▶ TASK PROMPT:
Starting at the beginning of the records and ending with the line that contains "candle-body: [459, 131, 463, 140]", express those lines as a JSON list of strings, one string per line and with blank lines left out. Include only these lines.

Spatial annotation records:
--------------------------------------------------

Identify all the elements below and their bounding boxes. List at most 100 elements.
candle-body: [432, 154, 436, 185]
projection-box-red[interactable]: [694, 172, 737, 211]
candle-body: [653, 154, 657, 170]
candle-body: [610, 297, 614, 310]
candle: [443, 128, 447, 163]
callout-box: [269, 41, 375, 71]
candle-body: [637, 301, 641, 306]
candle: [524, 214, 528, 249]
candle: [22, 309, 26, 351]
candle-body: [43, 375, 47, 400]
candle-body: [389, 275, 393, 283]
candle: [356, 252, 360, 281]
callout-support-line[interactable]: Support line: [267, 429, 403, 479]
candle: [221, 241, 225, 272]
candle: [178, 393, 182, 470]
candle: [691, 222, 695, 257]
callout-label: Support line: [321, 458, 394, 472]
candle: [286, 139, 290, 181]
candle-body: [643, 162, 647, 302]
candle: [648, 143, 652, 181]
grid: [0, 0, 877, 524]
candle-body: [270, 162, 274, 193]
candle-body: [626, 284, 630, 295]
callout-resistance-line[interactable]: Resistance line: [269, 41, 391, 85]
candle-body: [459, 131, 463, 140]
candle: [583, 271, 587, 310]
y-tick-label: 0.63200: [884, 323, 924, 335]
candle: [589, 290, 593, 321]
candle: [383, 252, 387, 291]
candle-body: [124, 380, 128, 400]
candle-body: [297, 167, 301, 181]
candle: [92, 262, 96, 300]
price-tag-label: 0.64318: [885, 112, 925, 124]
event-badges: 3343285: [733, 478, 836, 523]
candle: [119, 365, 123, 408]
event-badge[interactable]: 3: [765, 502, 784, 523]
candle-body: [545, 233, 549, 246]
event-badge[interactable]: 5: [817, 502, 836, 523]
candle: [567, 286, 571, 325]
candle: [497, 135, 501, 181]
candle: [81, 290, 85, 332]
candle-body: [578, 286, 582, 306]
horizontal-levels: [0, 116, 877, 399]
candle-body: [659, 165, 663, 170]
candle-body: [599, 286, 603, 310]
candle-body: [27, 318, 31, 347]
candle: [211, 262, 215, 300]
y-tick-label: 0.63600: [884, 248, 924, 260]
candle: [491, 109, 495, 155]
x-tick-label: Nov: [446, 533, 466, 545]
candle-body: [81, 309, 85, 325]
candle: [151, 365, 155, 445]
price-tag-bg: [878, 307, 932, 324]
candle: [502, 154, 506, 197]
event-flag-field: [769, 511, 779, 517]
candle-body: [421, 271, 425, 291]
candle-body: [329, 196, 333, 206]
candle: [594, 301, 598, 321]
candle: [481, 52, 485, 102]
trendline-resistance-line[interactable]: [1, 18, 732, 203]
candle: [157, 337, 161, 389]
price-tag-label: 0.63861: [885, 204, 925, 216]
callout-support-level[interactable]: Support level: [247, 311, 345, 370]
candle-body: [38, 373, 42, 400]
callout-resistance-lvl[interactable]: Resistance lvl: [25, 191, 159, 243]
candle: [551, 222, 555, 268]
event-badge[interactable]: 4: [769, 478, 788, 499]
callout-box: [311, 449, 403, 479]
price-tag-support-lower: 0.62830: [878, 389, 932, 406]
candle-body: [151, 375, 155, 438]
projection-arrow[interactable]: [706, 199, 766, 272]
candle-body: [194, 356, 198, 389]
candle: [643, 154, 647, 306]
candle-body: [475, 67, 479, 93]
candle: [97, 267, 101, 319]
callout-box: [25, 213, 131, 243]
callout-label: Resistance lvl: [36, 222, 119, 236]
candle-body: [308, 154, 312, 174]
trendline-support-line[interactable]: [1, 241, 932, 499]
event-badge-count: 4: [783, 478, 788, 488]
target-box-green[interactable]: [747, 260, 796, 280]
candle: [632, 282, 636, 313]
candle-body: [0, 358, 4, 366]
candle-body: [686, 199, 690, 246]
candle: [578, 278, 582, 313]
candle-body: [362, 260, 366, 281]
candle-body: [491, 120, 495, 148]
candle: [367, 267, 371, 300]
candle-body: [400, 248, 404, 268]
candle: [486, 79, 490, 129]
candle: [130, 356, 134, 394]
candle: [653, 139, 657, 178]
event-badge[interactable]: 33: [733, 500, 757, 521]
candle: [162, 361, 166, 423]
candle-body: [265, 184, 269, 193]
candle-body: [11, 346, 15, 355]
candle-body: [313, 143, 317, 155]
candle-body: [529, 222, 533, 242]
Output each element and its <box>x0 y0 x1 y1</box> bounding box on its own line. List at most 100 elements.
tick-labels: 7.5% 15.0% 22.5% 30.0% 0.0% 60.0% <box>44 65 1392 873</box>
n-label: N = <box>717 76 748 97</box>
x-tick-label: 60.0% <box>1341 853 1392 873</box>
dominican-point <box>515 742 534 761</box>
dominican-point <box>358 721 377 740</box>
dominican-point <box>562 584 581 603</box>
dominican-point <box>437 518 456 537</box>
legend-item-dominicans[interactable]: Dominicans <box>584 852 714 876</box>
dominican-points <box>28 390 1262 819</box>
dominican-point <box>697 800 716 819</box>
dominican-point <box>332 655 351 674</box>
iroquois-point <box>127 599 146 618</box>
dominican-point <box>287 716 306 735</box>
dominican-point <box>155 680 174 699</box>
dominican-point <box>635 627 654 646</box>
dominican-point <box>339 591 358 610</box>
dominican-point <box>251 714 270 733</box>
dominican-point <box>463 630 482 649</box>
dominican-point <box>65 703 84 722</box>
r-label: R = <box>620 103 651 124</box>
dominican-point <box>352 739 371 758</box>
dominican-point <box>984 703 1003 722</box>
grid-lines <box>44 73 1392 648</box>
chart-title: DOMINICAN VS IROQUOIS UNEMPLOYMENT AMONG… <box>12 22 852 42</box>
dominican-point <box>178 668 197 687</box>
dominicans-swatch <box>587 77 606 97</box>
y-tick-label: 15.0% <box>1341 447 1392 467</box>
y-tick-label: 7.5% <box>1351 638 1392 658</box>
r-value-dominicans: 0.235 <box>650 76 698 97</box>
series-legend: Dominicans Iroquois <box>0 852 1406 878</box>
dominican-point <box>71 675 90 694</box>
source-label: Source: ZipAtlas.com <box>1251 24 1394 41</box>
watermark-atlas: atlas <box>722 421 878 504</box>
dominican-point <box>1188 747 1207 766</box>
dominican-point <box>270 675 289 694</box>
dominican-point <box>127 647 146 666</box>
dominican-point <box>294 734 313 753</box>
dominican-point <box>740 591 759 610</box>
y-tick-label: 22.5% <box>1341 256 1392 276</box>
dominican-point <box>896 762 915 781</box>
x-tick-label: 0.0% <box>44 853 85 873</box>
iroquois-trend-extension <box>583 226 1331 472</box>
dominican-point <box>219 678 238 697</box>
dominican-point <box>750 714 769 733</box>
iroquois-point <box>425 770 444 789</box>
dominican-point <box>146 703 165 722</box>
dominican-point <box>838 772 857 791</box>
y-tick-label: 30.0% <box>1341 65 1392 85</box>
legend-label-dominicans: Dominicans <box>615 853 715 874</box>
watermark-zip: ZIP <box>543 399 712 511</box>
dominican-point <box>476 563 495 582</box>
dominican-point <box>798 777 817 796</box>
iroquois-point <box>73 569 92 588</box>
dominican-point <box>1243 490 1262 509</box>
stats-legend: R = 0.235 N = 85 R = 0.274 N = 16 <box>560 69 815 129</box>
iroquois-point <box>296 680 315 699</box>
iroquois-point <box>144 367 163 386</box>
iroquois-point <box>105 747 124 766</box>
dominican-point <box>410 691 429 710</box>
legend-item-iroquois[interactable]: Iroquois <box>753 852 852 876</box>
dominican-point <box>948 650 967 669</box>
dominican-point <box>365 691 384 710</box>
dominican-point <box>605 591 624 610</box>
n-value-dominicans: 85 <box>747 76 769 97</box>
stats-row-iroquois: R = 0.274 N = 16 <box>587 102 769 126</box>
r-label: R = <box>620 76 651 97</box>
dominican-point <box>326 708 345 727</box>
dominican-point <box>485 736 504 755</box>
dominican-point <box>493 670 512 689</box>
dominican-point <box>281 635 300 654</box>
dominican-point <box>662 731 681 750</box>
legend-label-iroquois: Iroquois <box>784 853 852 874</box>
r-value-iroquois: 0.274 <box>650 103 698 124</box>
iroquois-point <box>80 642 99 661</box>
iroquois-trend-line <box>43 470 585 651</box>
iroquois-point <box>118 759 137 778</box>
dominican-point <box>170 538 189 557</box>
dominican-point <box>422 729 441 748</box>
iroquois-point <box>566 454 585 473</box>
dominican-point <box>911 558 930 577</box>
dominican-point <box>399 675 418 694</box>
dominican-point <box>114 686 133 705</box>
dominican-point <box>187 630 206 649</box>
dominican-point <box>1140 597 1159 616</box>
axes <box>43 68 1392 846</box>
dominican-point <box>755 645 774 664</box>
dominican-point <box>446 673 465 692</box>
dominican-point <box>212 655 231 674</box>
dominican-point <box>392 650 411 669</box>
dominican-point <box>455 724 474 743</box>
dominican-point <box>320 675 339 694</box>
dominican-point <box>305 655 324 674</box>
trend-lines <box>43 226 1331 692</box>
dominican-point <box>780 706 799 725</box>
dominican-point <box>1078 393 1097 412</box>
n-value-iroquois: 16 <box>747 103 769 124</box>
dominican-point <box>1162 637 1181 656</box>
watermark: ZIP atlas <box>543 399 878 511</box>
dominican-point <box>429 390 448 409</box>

--------------------------------------------------

▶ COMPLETE RESPONSE:
[
  "Identify all the elements below and their bounding boxes. List at most 100 elements.",
  "candle-body: [432, 154, 436, 185]",
  "projection-box-red[interactable]: [694, 172, 737, 211]",
  "candle-body: [653, 154, 657, 170]",
  "candle-body: [610, 297, 614, 310]",
  "candle: [443, 128, 447, 163]",
  "callout-box: [269, 41, 375, 71]",
  "candle-body: [637, 301, 641, 306]",
  "candle: [524, 214, 528, 249]",
  "candle: [22, 309, 26, 351]",
  "candle-body: [43, 375, 47, 400]",
  "candle-body: [389, 275, 393, 283]",
  "candle: [356, 252, 360, 281]",
  "callout-support-line[interactable]: Support line: [267, 429, 403, 479]",
  "candle: [221, 241, 225, 272]",
  "candle: [178, 393, 182, 470]",
  "candle: [691, 222, 695, 257]",
  "callout-label: Support line: [321, 458, 394, 472]",
  "candle: [286, 139, 290, 181]",
  "candle-body: [643, 162, 647, 302]",
  "candle: [648, 143, 652, 181]",
  "grid: [0, 0, 877, 524]",
  "candle-body: [270, 162, 274, 193]",
  "candle-body: [626, 284, 630, 295]",
  "callout-resistance-line[interactable]: Resistance line: [269, 41, 391, 85]",
  "candle-body: [459, 131, 463, 140]"
]